*TEXT PROVIDED:*
[Start of section]

Rousseau. War. Michael Hoog: In the end, our overriding impression is of a certain finesse, of a sometimes clumsy trickiness, but also of a stubborn courage in pursuing and "improving" his work, and, thus, of an indifference to anything that did not touch upon that work. His letters, which constitute the most serious testimony to his state of mind, are explicit in this regard. Andre Malraux noted in Rousseau "the type of childlike but cunning power that poets often have".

And yet, for reasons that are unclear, a hatred of was obsessed him. Had he witnessed the horrors of the Paris commune in 1871? Or was he merely letting art dictate life again? We do not know. But his pacifism inspired one of his truly great and imaginative paintings, the one that is unlike anything else he ever did. In “War” ( 1894) , a sword- brandishing fury on a black charger elongated to unearthly proportions sails over a field of corpses. The only other living things present are the crows devouring the dead. But the plain, with its barren earth and shattered trees, would shortly become familiar: it is the landscape of no-mans land.

As a young man, out of the army, and employed as a minor customs clerk, he gives the impression of a somewhat aimless and abstracted figure, who rarely spoke and could not be trusted with responsibility. Hardship and personal tragedy must have accounted for a good deal of Rousseau’s vagueness. The gaiety and opulence of Paris in “la belle epoque”, so fondly recalled, was mainly an upper-class phenomenon; for the less fortunate, life could be just as dismal as it was in any other nineteenth century city. Unless they were waiters or domestics, they never saw the Paris of Maxim’s and the Bois de Boulogne; and such places do not appear in Rousseau’s city scenes.  “His was a depressed and depressing city of back streets and barrack-like houses,” writes Wilhelm Uhde. “His affection for it partook of the resigned melancholy of the place itself. “

Rousseau. The Sleeping Gypsy.Searle:As Christopher Green writes of the jungle paintings, in one of a number of excellent essays in the Tate catalogue: "Those red suns behind the trees suggest more strongly the slowly fading winter sunsets of the Bois de Boulogne than the briefly brilliant sunsets of the tropics. These are tropical forests for northern imaginations." Rousseau's blood-red setting suns and white moons rising over the forest canopy remind me of the ossified forest paintings of Max Ernst, just as it is difficult to look at his street scenes without thinking of De Chirico and Salvo. In fact, you can see Rousseau all over the place in the art of the 20th century. He was never only Picasso's pet.

ADDENDUM:

Adrian Searle:

But what can we do with Rousseau’s snake charmers, or the woman whose divan has been transported into a frolicsome jungle Eden? Can we still believe in them? While he could never be accused of being a great painter, Henri Rousseau was instead a maker of marvellous and memorable images. One of the reasons people have been drawn to his art is because we are somehow made aware that behind his exotic paintings lurked a personality who – we like to think – exceeded his untutored skills and overcame his patent deficiencies by dint of a rich poetic imagination. This version of the artist is not exactly truthful (such assumptions rarely are).

Rousseau’s appeal is to the child in all of us. He gives us back a sense of wonder. But like all the best children’s stories, his works are full of darkness, violence and mystery. This is why he’s worth returning to, and why he is so popular. Rousseau himself remains the biggest mystery of all.

[End of section]

*DATASET EXCERPTS:*

[Start of section]

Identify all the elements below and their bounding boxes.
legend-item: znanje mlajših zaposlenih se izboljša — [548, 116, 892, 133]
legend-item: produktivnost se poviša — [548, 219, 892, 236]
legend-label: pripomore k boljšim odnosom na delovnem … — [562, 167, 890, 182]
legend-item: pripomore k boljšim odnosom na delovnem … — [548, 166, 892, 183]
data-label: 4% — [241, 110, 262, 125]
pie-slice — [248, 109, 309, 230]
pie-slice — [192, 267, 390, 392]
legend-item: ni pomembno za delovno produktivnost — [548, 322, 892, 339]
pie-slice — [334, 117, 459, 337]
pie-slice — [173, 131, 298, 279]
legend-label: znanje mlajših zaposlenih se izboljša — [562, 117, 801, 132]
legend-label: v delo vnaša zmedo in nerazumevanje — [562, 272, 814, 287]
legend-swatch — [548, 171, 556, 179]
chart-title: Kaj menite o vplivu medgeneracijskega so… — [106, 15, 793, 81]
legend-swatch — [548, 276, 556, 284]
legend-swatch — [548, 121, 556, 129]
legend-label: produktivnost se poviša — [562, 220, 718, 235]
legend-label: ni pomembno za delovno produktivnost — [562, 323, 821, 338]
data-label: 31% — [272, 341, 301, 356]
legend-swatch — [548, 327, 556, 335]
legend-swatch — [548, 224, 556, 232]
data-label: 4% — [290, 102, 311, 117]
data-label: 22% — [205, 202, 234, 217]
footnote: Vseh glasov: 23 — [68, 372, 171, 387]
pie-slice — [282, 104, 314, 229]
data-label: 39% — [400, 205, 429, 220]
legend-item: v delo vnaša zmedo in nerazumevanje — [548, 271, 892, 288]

[End of section]

*TASK ITEM:*
Repeat the passage of the text on Rousseau from "Rousseau’s appeal is" up to and including "mystery of all.". The listing comes from a different source than the text on Rousseau.

*SOLUTION FOR THIS PROBLEM:*
Rousseau’s appeal is to the child in all of us. He gives us back a sense of wonder. But like all the best children’s stories, his works are full of darkness, violence and mystery. This is why he’s worth returning to, and why he is so popular. Rousseau himself remains the biggest mystery of all.